[The exercise] A verbatim copy of the records is required, with all pictures left out.

[Source records]

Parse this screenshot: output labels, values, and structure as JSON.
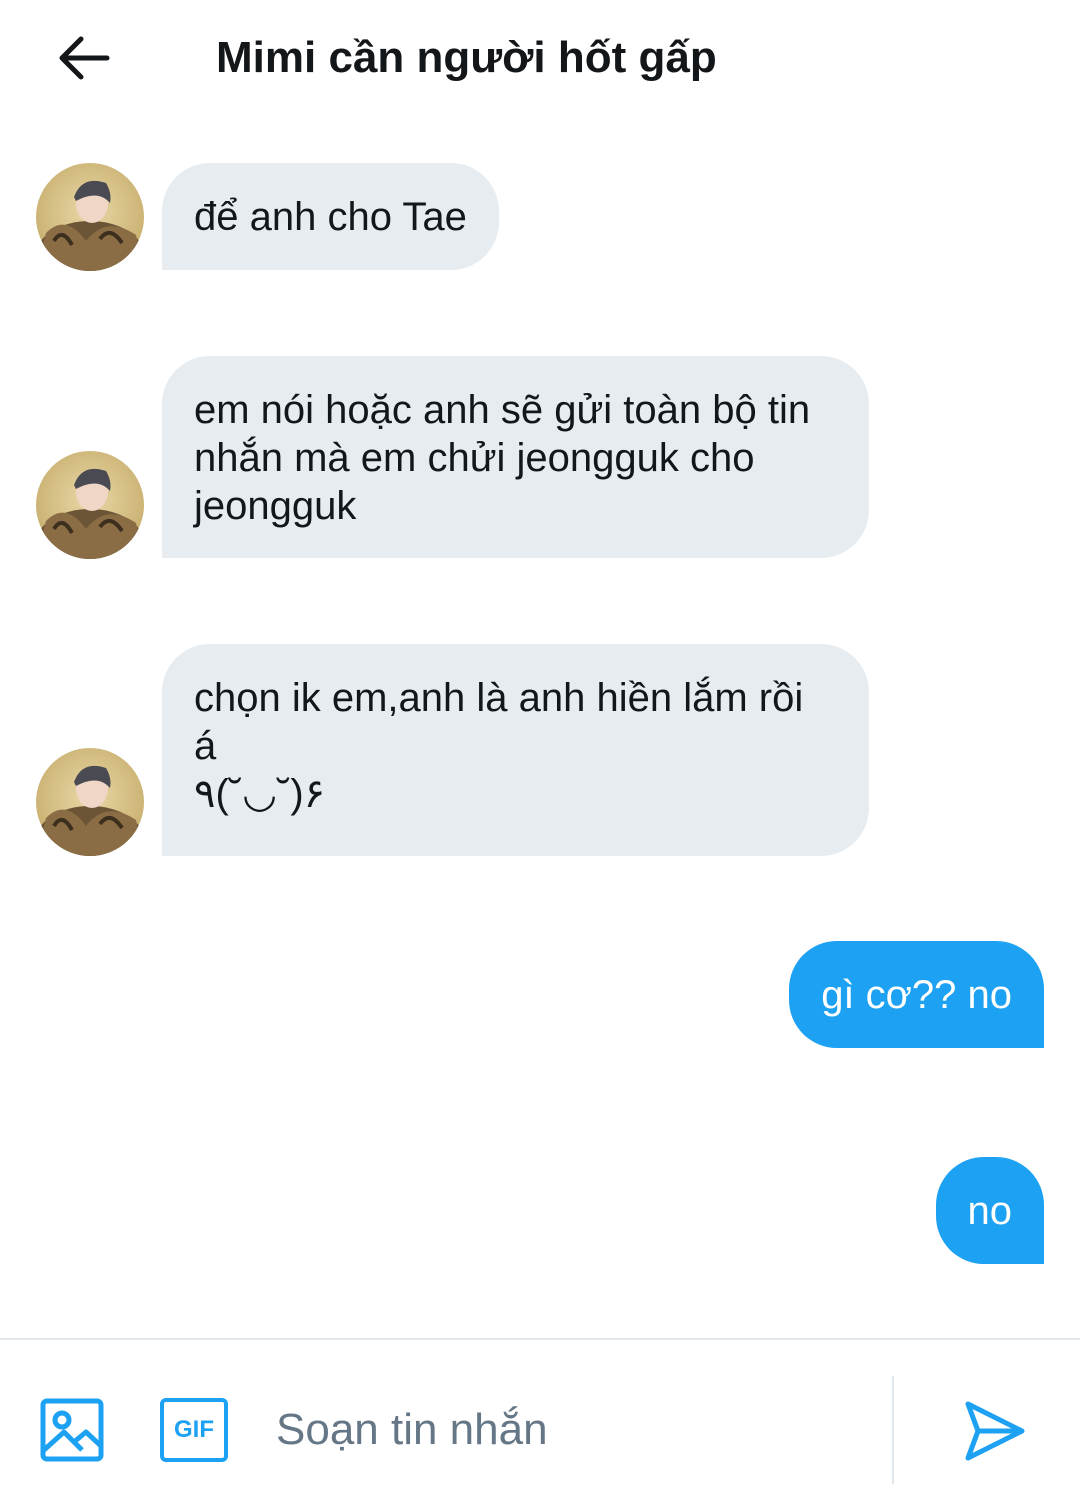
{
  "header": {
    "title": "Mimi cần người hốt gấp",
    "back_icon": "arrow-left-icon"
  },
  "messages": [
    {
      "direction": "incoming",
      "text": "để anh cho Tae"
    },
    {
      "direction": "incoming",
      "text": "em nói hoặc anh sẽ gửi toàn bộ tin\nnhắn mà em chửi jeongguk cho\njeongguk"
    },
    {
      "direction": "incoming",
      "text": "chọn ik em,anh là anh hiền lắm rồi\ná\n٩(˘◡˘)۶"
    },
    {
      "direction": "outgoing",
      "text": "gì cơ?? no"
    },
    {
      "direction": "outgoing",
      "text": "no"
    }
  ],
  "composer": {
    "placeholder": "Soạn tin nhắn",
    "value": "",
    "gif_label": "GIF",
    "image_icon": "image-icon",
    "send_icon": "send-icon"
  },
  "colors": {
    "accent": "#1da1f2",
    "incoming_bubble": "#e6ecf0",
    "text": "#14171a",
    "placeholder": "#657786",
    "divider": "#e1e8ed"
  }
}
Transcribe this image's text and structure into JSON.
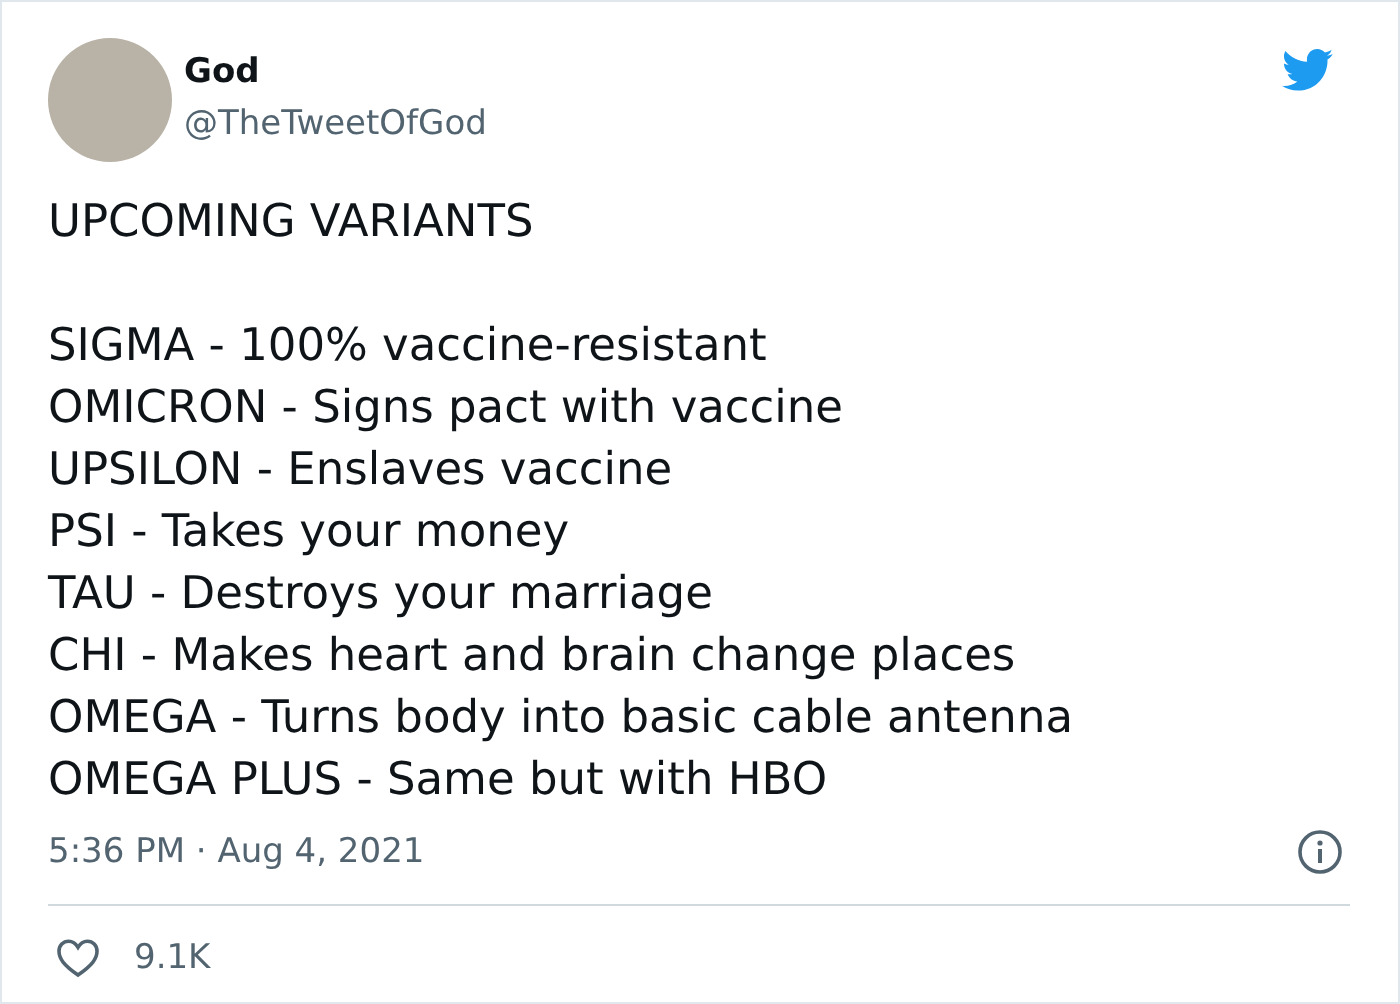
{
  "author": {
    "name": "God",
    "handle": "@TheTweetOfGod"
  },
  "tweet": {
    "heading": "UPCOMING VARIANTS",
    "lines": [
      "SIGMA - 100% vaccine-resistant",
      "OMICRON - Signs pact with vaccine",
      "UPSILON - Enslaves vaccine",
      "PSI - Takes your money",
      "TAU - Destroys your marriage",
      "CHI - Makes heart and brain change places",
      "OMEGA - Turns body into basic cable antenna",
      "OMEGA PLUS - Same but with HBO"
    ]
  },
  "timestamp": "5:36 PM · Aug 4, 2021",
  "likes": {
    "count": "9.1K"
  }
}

[Exercise answer]
Parse this screenshot: output labels, values, and structure as JSON.
{
  "header": {
    "title": "Mimi cần người hốt gấp",
    "back_icon": "arrow-left-icon"
  },
  "messages": [
    {
      "direction": "incoming",
      "text": "để anh cho Tae"
    },
    {
      "direction": "incoming",
      "text": "em nói hoặc anh sẽ gửi toàn bộ tin\nnhắn mà em chửi jeongguk cho\njeongguk"
    },
    {
      "direction": "incoming",
      "text": "chọn ik em,anh là anh hiền lắm rồi\ná\n٩(˘◡˘)۶"
    },
    {
      "direction": "outgoing",
      "text": "gì cơ?? no"
    },
    {
      "direction": "outgoing",
      "text": "no"
    }
  ],
  "composer": {
    "placeholder": "Soạn tin nhắn",
    "value": "",
    "gif_label": "GIF",
    "image_icon": "image-icon",
    "send_icon": "send-icon"
  },
  "colors": {
    "accent": "#1da1f2",
    "incoming_bubble": "#e6ecf0",
    "text": "#14171a",
    "placeholder": "#657786",
    "divider": "#e1e8ed"
  }
}
Transcribe this image's text and structure into JSON.
{
  "author": {
    "name": "God",
    "handle": "@TheTweetOfGod"
  },
  "tweet": {
    "heading": "UPCOMING VARIANTS",
    "lines": [
      "SIGMA - 100% vaccine-resistant",
      "OMICRON - Signs pact with vaccine",
      "UPSILON - Enslaves vaccine",
      "PSI - Takes your money",
      "TAU - Destroys your marriage",
      "CHI - Makes heart and brain change places",
      "OMEGA - Turns body into basic cable antenna",
      "OMEGA PLUS - Same but with HBO"
    ]
  },
  "timestamp": "5:36 PM · Aug 4, 2021",
  "likes": {
    "count": "9.1K"
  }
}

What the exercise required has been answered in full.